Exercise requirements -> Pick up the blog excerpt below, the one about bird-themed Etsy finds that ends on an errand to Old Navy, and write the next few paragraphs after its final sentence.

Document excerpt ->

--

Anyway, over the last couple of weeks I’ve channeled my growing aviary affection into a couple of lively Etsy searches, and OH, the cuteness that I’ve discovered. In fact, a few days ago I thought that if I ever have another baby I might even decorate a nursery with a bird theme, despite my concern that I’d wander into the hypothetical nursery in a sleep-deprived state and somehow a sweet little robin in a mural would suddenly look more like a predatory hawk, and I don’t really think it’s comforting for a hypothetical infant to hear a hypothetically exhausted woman screaming at the top of her lungs in the middle of the night and then falling underneath a hypothetical crib in a completely spastic version of stop, drop and roll.

So let’s scratch that hypothetical bird-themed nursery idea. Let’s just focus on Etsy birdie cuteness instead:

- This wallet
- This purse
- This print
- This print (SO tempted to order this one for myself)
- This tote bag

See? Aren’t the birds adorable?

And by the way: did I mention that owls are in the midst of a decorative resurgence?

I seriously can’t get that phrase out of my head.

Now do have a lovely Tuesday.

Internets, You Must Never Doubt My Love For You

February 7, 2008

Today, as one of my 54 errands (that number is merely an approximation and may not be completely accurate), I had to return a few things to Old Navy.

--

Source information ->
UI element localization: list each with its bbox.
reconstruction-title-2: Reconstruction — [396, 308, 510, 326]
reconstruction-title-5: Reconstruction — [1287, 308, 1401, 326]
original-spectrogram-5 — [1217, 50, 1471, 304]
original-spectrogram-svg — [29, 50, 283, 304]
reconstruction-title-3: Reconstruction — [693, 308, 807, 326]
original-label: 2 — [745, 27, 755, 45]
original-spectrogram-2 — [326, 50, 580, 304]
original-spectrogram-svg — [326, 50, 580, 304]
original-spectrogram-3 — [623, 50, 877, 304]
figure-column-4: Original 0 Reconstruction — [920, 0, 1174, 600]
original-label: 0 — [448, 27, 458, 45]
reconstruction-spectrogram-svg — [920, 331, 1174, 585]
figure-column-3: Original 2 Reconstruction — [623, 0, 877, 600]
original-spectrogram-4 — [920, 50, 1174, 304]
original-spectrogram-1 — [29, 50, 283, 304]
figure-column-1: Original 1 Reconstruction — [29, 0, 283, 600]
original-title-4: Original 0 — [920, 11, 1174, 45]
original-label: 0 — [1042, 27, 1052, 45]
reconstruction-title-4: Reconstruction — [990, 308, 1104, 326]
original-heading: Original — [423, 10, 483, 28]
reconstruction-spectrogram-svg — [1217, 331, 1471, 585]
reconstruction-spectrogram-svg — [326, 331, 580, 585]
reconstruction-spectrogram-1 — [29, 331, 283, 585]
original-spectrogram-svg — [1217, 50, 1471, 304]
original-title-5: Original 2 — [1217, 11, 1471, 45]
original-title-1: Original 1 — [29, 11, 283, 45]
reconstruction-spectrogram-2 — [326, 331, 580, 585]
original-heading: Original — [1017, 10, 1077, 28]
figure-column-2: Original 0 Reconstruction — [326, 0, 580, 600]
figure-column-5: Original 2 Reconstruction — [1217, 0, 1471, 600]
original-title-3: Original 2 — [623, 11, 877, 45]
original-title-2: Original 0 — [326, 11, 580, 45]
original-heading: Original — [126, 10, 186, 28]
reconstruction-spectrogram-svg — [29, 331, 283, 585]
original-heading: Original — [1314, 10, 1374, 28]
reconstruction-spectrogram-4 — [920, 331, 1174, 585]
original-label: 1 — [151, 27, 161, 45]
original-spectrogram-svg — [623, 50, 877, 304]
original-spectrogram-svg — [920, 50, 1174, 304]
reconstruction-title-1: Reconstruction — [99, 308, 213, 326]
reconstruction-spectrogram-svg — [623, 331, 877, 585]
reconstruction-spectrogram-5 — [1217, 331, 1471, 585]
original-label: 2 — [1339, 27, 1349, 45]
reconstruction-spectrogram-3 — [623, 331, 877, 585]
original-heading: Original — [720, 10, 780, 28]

--

Result for this task ->
And because I am apparently surrounded by a powerful magnetic force field, not one but two cash registers just up and quit working while I was trying to make my returns.

So while the check-out counter turned in to Troubleshooting Central, Land of No Working Registers, I ambled around the store a bit.

And I saw these adorable pants. FIFTEEN DOLLARS. OVER HALF OFF.

These, too. FIFTEEN DOLLARS.

And while supplies are a little limited online, there were lots of sizes in my store. I bet there are lots of sizes in your store, too.

Finally, it was only by the power of the Holy Spirit that I was able to walk out of the store and leave these shoes behind. So I would really appreciate it if one of you would buy them and I could live vicariously through your cute shoe purchase.

Thank you.

And carry on.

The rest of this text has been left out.